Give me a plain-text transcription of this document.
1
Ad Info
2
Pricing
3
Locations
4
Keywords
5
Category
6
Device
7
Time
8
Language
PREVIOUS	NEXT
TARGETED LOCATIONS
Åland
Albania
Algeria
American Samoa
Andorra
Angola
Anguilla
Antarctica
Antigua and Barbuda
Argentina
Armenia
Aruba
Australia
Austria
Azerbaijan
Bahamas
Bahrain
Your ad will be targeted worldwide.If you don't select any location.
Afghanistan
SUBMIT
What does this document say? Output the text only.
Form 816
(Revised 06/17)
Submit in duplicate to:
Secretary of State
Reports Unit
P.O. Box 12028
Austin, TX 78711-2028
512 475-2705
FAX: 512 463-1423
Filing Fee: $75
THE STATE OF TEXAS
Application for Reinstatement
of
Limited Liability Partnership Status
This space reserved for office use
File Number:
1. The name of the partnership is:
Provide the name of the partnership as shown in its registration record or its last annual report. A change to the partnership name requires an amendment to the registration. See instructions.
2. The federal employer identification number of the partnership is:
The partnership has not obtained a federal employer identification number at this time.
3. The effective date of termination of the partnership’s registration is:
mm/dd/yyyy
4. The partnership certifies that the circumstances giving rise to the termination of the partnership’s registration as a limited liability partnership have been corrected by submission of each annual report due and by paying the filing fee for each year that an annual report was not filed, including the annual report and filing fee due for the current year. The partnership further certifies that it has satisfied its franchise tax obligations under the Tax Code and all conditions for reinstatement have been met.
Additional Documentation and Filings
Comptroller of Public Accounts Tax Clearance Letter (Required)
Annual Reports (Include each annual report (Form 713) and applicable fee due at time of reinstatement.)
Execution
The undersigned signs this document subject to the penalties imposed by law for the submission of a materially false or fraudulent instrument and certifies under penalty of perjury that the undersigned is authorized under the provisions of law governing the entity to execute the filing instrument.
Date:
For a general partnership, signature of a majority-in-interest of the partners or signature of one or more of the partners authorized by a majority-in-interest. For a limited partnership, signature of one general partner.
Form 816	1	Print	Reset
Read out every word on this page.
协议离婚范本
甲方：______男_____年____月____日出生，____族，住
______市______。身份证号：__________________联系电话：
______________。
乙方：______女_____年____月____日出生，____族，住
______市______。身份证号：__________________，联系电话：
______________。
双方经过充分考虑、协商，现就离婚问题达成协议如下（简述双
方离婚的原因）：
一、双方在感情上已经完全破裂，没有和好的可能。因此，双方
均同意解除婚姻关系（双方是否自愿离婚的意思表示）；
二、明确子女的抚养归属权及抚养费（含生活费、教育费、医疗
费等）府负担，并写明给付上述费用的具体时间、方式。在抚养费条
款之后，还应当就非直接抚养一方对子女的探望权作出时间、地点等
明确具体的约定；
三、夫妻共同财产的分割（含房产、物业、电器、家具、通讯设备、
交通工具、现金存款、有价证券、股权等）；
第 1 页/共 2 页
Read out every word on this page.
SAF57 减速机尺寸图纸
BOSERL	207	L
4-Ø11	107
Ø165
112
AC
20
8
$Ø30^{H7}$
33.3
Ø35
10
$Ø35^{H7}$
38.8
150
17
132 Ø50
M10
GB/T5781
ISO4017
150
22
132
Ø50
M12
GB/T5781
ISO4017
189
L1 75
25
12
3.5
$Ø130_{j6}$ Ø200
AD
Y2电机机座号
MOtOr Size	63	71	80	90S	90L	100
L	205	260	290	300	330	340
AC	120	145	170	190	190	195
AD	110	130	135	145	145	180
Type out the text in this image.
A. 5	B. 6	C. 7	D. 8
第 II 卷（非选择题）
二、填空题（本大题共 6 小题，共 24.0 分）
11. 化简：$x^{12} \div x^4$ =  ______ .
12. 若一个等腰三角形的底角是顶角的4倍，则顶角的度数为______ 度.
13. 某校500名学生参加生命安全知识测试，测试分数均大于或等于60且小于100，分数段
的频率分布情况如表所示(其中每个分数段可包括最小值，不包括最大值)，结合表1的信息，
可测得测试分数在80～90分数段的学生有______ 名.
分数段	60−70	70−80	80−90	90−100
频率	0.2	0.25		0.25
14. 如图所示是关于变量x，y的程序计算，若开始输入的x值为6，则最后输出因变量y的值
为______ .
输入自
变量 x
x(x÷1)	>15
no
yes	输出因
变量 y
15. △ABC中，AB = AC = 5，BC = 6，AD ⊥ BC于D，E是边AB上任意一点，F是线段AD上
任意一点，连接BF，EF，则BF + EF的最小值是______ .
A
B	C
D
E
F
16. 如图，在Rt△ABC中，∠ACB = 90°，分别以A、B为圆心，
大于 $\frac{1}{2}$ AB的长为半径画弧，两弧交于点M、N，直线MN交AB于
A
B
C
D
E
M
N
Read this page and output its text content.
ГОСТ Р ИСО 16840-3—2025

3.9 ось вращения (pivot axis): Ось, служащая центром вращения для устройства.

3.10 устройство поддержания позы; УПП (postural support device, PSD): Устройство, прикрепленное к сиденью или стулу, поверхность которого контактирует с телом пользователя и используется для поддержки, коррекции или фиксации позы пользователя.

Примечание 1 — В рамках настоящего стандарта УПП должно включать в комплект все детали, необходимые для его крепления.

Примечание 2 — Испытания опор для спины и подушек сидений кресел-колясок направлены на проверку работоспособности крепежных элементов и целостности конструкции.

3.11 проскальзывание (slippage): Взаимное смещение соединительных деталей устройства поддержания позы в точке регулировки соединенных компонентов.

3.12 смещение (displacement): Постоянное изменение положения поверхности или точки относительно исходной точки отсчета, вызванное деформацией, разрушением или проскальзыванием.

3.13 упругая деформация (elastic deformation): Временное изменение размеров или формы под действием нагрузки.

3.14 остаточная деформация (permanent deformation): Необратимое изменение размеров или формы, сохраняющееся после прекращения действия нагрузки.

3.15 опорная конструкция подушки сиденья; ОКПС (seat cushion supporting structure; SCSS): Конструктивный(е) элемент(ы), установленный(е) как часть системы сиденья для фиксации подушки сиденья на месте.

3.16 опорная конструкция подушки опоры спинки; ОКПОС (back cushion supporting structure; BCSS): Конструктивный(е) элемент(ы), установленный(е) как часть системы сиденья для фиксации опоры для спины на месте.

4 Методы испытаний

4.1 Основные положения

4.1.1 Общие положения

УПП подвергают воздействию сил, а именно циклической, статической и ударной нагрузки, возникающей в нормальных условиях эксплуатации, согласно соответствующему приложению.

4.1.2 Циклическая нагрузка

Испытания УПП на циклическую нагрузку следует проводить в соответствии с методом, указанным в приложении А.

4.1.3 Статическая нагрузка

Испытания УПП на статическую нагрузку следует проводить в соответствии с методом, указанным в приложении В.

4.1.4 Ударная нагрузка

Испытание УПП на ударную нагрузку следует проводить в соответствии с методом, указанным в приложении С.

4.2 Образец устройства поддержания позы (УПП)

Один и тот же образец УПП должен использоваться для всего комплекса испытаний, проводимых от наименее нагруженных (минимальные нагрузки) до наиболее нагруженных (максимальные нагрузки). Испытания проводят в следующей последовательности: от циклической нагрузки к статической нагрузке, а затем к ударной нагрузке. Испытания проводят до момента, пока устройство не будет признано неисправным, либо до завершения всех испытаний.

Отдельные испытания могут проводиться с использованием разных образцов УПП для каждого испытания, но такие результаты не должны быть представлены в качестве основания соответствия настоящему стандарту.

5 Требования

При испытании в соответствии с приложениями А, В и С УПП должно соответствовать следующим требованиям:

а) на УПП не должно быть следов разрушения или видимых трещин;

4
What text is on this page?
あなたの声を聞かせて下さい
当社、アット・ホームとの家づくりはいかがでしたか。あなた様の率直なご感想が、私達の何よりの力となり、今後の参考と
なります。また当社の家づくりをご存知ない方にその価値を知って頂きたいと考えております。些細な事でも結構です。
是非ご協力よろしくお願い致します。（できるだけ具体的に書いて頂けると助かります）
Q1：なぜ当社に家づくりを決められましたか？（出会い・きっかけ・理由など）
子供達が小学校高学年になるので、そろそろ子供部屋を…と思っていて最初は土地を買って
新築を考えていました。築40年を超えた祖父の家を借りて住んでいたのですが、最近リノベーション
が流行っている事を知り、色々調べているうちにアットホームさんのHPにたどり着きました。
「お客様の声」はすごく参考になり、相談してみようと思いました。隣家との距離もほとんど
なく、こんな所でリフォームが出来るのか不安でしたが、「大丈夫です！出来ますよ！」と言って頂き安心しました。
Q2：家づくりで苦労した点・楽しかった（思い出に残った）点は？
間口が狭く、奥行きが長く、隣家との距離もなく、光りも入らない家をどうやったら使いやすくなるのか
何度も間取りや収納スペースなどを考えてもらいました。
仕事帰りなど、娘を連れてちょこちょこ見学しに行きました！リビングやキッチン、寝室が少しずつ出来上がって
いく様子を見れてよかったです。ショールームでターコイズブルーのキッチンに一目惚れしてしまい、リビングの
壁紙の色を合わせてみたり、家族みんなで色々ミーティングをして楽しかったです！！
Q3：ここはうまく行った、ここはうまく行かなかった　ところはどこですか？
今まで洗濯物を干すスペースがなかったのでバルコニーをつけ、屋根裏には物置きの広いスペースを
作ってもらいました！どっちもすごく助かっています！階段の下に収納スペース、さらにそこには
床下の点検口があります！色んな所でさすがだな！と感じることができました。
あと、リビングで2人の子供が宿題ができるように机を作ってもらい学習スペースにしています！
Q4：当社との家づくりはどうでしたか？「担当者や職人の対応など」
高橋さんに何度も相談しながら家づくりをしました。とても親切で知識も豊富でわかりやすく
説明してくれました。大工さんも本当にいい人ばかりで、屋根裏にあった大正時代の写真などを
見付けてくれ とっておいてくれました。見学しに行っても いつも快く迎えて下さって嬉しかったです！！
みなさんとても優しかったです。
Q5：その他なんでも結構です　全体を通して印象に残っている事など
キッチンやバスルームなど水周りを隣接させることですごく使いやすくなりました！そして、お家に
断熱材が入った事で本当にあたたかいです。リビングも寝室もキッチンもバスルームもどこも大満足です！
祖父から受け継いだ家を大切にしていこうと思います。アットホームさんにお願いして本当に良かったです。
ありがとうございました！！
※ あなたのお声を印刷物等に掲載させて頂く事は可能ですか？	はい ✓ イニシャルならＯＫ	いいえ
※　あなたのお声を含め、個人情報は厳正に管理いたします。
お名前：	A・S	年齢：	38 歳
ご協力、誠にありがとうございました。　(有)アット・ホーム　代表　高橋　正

+---+

### DIRECTIONS FOR THIS TASK
Where a line holds the string "federal", copy that line.

### REPLY TO THE EXERCISE
2. The federal employer identification number of the partnership is:
The partnership has not obtained a federal employer identification number at this time.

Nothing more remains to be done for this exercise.